*Requirements*: Find the number of lines containing the string "innovative" in the data. Answer with the number by itself.

* * * * * * * * *

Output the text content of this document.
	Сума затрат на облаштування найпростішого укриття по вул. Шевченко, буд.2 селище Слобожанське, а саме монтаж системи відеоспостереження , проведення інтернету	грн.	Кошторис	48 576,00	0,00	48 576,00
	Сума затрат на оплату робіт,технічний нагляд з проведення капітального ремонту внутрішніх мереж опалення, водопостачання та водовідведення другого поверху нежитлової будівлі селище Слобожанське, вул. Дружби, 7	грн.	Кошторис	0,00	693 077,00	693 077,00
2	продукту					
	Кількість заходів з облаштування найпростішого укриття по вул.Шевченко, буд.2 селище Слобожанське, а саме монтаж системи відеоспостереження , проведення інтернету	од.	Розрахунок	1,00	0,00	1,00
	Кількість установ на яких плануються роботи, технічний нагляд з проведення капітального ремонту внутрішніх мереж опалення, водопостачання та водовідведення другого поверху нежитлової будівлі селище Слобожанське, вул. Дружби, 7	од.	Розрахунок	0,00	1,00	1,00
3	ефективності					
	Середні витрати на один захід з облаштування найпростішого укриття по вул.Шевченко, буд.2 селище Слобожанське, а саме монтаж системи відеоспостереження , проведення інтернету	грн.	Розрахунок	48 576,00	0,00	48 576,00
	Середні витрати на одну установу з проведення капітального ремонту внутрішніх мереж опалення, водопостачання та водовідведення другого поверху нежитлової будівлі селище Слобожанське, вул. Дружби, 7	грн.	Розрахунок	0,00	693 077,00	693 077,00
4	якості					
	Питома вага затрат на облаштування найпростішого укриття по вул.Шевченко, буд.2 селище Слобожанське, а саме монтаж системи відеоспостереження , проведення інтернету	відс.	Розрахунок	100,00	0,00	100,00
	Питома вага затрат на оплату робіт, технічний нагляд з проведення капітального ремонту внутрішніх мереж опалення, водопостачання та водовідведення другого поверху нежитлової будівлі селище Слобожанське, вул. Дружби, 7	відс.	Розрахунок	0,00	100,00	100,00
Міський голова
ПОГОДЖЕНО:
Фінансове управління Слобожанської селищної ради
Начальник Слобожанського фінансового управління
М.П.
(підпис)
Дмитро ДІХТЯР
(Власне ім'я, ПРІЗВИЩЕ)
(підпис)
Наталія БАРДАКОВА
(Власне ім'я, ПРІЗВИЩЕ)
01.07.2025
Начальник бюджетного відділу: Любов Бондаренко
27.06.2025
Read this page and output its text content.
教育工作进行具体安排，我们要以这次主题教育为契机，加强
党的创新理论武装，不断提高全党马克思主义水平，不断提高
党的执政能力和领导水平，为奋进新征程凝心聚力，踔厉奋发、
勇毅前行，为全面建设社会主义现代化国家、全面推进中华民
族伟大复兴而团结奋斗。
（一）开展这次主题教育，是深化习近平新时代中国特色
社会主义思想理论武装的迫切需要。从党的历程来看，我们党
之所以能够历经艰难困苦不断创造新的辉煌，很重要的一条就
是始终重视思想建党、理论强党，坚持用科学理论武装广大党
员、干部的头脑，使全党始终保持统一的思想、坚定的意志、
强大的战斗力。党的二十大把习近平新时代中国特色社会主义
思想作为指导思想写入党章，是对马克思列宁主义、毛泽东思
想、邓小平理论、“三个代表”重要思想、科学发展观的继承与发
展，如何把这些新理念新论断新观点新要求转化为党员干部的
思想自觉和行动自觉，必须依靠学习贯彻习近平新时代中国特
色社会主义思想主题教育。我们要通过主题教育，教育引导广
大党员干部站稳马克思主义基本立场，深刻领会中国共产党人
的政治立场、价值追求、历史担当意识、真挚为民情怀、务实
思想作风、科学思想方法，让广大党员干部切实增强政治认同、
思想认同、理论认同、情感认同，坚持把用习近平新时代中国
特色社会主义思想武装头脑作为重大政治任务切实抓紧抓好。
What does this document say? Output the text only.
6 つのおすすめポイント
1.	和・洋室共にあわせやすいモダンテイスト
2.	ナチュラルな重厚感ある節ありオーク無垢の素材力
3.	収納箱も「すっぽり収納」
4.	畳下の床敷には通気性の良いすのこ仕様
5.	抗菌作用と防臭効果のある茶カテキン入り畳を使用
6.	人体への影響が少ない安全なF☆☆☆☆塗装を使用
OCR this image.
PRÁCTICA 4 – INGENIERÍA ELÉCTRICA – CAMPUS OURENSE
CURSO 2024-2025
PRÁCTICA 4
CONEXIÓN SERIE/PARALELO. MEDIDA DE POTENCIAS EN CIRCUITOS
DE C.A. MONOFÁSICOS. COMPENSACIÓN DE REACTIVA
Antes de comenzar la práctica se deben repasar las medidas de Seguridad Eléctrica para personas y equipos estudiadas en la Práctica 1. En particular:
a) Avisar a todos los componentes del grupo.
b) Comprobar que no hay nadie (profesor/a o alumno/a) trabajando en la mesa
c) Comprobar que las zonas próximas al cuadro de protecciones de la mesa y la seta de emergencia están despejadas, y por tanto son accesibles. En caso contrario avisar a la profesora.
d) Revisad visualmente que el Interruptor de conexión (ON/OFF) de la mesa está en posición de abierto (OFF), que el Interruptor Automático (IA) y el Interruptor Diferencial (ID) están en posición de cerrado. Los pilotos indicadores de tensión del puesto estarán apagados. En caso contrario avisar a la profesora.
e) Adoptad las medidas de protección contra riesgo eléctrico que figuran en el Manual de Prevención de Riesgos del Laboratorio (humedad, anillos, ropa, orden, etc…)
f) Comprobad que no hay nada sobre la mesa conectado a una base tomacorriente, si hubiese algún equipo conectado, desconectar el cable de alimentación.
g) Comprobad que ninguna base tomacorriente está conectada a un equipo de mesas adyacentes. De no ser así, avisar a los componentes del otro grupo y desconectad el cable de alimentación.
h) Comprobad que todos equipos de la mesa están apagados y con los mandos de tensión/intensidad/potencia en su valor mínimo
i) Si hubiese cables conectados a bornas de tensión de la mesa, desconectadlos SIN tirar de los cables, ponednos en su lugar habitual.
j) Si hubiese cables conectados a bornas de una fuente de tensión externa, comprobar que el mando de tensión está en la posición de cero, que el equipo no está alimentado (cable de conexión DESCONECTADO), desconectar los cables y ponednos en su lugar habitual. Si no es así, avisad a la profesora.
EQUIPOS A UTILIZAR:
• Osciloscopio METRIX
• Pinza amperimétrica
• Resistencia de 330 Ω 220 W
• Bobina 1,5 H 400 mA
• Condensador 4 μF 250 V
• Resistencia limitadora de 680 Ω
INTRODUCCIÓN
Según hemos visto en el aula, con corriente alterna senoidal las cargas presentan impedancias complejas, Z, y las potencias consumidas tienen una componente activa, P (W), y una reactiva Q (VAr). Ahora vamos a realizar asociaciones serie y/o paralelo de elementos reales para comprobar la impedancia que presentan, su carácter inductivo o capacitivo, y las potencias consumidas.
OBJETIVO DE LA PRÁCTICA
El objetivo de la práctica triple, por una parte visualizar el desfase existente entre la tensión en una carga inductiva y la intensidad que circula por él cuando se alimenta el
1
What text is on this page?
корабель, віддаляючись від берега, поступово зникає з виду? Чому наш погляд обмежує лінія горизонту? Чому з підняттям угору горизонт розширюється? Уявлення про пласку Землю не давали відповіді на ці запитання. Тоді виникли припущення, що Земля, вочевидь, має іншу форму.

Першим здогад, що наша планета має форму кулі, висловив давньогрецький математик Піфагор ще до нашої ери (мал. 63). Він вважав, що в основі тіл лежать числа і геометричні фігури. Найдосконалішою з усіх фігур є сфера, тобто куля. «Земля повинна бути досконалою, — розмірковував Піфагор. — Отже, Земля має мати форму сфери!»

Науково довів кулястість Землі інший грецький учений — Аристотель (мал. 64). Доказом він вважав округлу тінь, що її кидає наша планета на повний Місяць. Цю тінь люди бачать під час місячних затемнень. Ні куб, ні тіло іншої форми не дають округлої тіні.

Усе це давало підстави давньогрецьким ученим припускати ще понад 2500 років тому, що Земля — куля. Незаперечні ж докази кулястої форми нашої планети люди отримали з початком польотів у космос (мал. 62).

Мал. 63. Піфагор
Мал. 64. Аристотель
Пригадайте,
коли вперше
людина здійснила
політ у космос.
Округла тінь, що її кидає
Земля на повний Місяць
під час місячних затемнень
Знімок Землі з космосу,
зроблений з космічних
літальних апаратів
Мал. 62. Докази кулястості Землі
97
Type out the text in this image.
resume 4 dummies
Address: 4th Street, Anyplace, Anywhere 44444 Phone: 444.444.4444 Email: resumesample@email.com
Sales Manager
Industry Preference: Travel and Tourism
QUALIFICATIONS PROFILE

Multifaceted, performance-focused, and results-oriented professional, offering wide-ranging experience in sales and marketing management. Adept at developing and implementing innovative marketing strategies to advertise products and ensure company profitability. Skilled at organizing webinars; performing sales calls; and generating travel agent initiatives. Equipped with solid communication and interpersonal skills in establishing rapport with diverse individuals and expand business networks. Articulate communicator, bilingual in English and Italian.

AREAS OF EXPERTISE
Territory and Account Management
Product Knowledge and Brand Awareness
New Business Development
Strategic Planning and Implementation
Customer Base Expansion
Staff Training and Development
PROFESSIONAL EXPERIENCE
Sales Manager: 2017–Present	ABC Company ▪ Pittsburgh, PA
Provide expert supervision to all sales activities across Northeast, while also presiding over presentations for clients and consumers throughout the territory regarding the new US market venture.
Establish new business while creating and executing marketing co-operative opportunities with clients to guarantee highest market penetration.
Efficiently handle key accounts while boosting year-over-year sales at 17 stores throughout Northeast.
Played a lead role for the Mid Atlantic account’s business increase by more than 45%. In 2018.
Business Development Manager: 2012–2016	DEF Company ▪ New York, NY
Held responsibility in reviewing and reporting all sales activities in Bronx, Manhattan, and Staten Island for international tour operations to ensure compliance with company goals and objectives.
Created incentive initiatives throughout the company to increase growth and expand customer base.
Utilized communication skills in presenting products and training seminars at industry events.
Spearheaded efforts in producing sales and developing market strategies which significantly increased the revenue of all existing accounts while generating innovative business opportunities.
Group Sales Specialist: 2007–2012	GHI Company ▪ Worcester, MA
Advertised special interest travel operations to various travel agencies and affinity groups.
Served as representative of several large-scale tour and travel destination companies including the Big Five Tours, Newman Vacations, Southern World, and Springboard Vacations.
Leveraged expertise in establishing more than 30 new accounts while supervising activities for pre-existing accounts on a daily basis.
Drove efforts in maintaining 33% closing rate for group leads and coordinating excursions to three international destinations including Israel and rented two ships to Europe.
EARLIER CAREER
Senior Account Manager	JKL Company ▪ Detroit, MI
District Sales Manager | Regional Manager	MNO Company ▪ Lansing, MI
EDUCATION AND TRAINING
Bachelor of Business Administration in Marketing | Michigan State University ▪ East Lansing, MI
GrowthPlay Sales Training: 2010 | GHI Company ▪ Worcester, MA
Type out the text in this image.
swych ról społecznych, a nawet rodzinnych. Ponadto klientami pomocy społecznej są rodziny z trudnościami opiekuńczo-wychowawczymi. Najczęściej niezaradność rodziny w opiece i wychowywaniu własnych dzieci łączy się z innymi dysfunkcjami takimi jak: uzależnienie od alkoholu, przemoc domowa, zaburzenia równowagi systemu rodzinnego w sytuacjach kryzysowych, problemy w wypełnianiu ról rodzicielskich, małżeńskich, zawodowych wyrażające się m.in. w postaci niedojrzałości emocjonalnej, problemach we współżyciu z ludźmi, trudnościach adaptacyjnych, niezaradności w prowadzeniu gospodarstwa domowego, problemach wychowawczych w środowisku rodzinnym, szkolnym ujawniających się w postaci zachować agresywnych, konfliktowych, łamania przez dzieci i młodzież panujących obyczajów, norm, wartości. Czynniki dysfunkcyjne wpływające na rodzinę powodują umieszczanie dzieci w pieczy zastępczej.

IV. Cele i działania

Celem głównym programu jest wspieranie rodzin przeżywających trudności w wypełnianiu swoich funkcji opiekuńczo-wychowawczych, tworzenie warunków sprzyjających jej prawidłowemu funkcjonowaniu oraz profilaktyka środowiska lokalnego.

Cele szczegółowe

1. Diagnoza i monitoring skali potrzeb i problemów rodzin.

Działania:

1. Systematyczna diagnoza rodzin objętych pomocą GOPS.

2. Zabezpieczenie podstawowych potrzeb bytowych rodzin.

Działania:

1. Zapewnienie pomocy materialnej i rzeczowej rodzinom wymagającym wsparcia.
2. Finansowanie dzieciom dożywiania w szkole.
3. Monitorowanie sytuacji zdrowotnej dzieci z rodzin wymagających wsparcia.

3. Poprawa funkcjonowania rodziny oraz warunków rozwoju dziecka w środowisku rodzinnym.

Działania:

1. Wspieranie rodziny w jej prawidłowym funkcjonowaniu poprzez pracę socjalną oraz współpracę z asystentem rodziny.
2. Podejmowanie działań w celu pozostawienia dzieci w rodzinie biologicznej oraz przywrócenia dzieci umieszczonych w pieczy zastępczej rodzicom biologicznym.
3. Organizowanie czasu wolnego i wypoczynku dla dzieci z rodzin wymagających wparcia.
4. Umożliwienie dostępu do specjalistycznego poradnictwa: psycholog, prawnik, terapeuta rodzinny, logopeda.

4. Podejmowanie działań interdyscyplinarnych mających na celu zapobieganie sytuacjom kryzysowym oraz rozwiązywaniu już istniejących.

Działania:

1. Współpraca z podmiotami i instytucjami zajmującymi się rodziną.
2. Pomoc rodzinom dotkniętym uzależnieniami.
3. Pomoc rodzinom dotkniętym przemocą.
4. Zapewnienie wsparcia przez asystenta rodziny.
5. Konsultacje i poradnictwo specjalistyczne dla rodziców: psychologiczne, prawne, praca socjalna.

* * * * * * * * *

*Output below*: 2